>> Start

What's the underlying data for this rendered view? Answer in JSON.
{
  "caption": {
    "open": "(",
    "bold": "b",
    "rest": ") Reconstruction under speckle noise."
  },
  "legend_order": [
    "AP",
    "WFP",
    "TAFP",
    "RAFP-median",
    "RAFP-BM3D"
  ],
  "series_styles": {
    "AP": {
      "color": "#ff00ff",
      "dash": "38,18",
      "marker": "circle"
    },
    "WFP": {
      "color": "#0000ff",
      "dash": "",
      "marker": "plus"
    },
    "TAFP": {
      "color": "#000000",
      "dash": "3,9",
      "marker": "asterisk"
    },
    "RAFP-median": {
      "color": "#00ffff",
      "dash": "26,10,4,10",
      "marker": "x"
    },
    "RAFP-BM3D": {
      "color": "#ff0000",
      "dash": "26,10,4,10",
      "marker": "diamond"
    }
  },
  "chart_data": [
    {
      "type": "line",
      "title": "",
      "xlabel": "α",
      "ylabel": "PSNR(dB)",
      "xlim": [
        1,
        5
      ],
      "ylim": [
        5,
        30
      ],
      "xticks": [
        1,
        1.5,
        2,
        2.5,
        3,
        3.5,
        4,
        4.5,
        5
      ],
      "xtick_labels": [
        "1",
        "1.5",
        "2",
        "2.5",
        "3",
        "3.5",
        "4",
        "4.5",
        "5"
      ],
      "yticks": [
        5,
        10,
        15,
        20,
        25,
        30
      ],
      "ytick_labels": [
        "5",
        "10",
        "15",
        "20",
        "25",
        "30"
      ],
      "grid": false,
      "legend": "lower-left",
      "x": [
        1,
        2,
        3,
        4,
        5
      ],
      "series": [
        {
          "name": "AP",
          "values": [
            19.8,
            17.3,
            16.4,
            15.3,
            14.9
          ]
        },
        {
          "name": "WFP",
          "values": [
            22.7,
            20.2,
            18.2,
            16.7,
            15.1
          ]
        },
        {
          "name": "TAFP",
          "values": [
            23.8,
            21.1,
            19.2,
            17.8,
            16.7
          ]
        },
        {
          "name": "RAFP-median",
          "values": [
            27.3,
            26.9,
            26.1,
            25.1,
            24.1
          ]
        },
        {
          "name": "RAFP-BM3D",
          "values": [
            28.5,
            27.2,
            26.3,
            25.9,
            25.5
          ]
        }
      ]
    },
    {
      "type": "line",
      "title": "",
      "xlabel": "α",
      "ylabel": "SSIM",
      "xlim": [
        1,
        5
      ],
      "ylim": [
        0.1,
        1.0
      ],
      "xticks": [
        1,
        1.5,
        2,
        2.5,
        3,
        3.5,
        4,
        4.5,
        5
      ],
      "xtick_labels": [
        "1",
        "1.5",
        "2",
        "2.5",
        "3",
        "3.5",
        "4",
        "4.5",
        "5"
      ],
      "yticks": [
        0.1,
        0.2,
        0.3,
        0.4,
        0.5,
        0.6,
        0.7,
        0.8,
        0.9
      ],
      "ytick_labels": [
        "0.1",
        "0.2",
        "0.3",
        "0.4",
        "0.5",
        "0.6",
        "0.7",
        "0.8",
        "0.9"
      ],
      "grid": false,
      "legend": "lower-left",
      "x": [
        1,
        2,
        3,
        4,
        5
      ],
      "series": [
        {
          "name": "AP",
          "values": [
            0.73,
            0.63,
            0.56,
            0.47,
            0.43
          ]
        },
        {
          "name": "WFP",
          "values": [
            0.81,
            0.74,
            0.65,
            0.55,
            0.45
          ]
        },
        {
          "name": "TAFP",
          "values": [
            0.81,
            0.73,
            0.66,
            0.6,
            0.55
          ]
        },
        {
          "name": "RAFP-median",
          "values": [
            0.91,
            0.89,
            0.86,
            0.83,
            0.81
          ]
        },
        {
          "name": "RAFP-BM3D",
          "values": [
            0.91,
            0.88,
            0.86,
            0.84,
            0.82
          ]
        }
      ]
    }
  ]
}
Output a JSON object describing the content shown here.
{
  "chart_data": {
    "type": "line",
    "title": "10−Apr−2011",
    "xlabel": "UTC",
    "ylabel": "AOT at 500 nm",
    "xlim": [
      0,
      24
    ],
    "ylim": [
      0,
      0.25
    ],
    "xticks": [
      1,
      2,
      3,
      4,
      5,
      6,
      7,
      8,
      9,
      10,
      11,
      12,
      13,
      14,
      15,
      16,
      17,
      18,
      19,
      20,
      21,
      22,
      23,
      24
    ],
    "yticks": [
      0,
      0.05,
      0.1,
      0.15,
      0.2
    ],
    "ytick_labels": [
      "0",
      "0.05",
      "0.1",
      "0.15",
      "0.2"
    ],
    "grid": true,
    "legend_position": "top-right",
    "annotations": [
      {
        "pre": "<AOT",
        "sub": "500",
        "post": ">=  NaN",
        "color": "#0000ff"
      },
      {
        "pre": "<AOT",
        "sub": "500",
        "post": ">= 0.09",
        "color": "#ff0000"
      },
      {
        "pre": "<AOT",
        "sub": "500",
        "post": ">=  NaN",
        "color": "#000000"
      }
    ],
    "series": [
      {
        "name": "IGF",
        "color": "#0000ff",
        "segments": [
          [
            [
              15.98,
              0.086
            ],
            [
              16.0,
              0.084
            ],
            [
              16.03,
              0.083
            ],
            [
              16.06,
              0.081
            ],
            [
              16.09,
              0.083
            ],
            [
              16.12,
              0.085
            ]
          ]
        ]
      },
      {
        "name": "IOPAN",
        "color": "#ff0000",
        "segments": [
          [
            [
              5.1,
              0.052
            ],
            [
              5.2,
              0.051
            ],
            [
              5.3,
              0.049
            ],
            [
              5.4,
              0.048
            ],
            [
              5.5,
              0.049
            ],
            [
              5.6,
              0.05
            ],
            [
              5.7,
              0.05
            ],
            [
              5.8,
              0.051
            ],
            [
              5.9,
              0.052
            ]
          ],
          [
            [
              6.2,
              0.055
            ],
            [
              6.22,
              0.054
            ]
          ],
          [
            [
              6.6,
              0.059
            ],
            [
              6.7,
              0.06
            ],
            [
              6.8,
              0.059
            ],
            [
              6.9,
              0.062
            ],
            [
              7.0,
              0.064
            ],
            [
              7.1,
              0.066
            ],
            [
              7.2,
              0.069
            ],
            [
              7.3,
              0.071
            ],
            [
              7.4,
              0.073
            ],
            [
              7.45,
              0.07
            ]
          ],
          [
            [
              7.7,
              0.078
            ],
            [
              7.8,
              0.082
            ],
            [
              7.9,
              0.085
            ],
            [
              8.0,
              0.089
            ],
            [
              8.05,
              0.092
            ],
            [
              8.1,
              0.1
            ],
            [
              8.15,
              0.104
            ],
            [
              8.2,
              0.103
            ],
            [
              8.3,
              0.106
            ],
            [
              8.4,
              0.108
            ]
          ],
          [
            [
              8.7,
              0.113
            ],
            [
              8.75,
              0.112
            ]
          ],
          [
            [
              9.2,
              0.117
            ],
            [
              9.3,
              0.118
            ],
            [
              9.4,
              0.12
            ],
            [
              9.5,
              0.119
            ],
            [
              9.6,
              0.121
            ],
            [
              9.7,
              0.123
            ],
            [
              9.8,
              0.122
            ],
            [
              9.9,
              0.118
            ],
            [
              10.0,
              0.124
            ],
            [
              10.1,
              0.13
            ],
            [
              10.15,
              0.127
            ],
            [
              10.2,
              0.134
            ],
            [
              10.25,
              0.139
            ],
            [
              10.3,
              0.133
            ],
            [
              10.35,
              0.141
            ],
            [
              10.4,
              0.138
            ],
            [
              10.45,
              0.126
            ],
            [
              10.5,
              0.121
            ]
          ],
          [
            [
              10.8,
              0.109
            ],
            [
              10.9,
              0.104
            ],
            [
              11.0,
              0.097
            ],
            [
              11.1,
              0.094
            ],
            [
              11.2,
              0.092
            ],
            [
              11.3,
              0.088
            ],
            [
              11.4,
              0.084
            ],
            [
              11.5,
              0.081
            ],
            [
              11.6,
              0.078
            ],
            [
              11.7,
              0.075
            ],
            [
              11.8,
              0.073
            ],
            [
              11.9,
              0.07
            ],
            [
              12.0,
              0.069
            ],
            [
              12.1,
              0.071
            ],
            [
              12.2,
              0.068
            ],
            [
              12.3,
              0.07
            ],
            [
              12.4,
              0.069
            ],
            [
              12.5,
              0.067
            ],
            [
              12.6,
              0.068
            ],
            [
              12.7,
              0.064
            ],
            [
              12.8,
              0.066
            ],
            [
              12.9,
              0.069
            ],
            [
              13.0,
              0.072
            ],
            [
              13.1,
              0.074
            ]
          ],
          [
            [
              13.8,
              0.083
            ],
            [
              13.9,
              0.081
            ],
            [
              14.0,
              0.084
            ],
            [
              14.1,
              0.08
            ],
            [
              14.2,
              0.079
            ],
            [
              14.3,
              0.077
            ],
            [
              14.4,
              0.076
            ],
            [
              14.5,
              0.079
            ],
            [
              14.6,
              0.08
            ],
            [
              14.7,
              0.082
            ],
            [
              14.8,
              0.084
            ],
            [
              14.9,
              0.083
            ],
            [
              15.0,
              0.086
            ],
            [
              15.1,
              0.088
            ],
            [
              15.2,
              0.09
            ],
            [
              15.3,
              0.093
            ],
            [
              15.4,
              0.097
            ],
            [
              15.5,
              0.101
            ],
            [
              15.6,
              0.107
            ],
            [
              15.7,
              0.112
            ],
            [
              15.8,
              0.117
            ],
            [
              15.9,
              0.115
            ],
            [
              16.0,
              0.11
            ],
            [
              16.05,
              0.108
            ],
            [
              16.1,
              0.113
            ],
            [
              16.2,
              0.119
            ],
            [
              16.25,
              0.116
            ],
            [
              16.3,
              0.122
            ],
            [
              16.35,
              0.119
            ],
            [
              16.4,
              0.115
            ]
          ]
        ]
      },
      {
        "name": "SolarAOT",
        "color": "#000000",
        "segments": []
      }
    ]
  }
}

>> End

__Given request__.
Give only the number of lines in the records that contain the string "color".

__Answer below__.
11